• Consigne: D'après la décision d'opposition, à quelle date 1872 Holdings, V.O.F. a-t-elle demandé l'enregistrement de la marque EL ESPIRITU DE CUBA ?

• Section du texte:
LE REGISTRAIRE DES MARQUES DE COMMERCE

THE REGISTRAR OF TRADE-MARKS

Référence : 2011 COMC 66

Date de la décision : 2011-04-20

 

DANS L’AFFAIRE DE L’OPPOSITION produite par Havana Club Holding, Inc. à l’encontre de la demande d’enregistrement n1,156,401 pour la marque de commerce EL ESPIRITU DE CUBA, actuellement propriété de Ron Matusalem & Matusa of Florida Inc.

 

Introduction

 

[1]               Le 24 octobre 2002, 1872 Holdings, V.O.F. a demandé l’enregistrement de la marque de commerce EL ESPIRITU DE CUBA (la Marque). La demande porte le numéro 1,156,401, et elle est fondée sur l’emploi projeté en liaison avec les marchandises suivantes : boissons alcoolisées, nommément boissons très alcoolisées, rhum; préparations pour cocktail sans alcool destinées à être mélangées à du rhum, cocktails sans alcool (les Marchandises) et avec les services suivants : promotion de la vente de boissons alcoolisées et de cocktails sans alcool par l’administration d’incitatifs, nommément voyages, concours et cadeaux, nommément tee-shirts, chapeaux, porte-clés, verres et autocollants de tatouages amovibles à des magasins de détail, des bars, des restaurants, des boîtes de nuit et à des événements commandités spéciaux; ventes au détail de boissons alcoolisées (les Services).

 

[2]               Par suite d’un rapport du Bureau des marques de commerce, la Requérante s’est désistée du droit à l’usage exclusif du mot CUBA en dehors de la marque de commerce, a indiqué au registraire que la traduction anglaise des mots EL ESPIRITU DE CUBA est « the spirit of Cuba » (l’esprit de Cuba) et a dressé dans les termes ordinaires du commerce l’état des services énumérés ci‑dessus.

• Données d'annotation de mise en page:
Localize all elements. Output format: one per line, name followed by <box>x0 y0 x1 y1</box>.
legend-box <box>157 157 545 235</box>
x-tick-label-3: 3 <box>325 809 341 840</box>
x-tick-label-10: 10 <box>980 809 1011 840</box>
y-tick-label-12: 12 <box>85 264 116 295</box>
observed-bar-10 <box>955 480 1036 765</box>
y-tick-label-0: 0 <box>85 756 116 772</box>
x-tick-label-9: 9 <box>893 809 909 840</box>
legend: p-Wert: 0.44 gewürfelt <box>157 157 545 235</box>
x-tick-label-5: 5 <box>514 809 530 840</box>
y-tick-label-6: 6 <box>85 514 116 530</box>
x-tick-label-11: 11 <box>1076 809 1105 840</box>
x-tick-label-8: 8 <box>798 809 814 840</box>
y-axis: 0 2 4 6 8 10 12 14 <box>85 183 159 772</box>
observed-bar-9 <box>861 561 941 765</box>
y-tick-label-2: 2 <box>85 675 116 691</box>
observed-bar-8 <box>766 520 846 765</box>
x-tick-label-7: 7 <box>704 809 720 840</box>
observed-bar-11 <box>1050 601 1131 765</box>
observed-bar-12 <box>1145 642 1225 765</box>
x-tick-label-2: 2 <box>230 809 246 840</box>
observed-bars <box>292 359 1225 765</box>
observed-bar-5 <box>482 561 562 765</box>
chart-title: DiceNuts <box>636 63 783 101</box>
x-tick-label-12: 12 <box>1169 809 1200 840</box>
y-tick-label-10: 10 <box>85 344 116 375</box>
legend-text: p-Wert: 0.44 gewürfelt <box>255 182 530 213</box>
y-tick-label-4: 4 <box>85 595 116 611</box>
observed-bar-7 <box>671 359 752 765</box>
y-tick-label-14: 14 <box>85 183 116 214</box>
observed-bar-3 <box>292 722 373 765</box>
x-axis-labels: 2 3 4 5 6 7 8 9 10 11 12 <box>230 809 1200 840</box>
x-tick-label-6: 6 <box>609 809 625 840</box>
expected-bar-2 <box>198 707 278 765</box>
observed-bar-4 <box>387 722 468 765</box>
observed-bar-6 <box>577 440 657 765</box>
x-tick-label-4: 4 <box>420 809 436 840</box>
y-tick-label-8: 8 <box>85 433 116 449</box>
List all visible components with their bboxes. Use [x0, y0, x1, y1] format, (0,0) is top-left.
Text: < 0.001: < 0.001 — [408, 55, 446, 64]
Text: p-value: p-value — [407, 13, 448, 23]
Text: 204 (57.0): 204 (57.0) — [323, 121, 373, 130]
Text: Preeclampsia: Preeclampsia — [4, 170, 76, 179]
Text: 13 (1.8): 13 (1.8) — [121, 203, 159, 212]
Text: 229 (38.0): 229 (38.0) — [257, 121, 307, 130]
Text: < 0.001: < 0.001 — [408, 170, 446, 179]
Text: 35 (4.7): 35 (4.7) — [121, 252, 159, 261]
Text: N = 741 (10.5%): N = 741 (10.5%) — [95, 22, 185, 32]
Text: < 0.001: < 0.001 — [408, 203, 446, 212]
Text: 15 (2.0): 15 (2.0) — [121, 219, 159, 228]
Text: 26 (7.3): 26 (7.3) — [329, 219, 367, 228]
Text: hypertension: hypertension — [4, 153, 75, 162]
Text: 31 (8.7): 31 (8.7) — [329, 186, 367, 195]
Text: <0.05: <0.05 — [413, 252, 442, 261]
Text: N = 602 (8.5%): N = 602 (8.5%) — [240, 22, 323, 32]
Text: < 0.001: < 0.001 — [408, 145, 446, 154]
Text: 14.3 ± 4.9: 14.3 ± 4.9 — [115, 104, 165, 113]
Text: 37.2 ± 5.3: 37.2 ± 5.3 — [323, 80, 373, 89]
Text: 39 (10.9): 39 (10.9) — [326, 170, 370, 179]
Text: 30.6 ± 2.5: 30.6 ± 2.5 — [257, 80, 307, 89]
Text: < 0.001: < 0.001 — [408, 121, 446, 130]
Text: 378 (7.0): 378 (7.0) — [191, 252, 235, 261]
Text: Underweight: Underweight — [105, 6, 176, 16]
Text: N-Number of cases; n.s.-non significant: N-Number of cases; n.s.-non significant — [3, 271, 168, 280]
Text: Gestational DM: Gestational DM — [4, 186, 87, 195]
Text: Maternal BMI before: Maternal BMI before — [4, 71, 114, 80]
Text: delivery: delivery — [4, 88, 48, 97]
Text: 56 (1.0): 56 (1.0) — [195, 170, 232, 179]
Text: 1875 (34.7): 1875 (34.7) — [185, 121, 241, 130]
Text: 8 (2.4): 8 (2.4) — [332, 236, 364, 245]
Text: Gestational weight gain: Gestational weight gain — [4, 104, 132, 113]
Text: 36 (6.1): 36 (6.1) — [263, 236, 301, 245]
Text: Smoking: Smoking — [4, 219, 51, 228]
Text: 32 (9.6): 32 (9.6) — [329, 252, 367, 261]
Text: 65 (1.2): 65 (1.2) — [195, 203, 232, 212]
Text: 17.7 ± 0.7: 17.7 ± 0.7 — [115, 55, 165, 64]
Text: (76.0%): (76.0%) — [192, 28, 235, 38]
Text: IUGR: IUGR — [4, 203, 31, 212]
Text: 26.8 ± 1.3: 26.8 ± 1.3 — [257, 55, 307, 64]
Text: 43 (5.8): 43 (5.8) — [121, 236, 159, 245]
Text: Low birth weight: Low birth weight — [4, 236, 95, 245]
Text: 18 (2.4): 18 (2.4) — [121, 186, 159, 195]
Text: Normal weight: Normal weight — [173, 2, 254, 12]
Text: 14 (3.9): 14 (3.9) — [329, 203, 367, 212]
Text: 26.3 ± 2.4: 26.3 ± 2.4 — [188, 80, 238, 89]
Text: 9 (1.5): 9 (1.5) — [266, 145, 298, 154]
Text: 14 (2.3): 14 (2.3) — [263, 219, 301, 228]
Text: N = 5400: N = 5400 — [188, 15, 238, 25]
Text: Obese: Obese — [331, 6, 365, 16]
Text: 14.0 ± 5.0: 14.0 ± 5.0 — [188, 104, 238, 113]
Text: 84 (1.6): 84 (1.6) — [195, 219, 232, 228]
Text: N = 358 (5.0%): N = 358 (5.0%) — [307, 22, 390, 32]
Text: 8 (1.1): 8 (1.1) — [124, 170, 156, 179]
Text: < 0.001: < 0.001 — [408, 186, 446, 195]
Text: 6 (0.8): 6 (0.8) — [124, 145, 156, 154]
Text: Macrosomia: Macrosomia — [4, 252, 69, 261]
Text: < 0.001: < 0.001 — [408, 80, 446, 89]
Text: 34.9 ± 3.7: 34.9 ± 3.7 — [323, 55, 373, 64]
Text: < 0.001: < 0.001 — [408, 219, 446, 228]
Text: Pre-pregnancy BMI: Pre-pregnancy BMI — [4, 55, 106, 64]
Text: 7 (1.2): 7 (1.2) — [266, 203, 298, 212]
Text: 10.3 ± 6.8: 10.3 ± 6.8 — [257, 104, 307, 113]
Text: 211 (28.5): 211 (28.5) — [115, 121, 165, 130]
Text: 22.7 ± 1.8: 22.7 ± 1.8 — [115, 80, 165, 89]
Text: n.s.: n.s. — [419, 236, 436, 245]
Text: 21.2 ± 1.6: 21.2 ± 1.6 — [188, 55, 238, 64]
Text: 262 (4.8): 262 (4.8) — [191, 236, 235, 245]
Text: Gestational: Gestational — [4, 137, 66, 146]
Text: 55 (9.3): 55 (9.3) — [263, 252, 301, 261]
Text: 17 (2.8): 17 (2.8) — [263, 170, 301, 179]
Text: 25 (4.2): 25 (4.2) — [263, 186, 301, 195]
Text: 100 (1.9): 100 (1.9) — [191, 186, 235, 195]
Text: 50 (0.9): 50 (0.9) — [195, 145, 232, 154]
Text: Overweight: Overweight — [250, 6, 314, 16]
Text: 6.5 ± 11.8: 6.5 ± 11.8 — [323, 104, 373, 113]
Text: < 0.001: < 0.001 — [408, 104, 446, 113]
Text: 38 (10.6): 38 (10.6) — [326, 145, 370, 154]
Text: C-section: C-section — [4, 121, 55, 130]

• Réponse: Le 24 octobre 2002.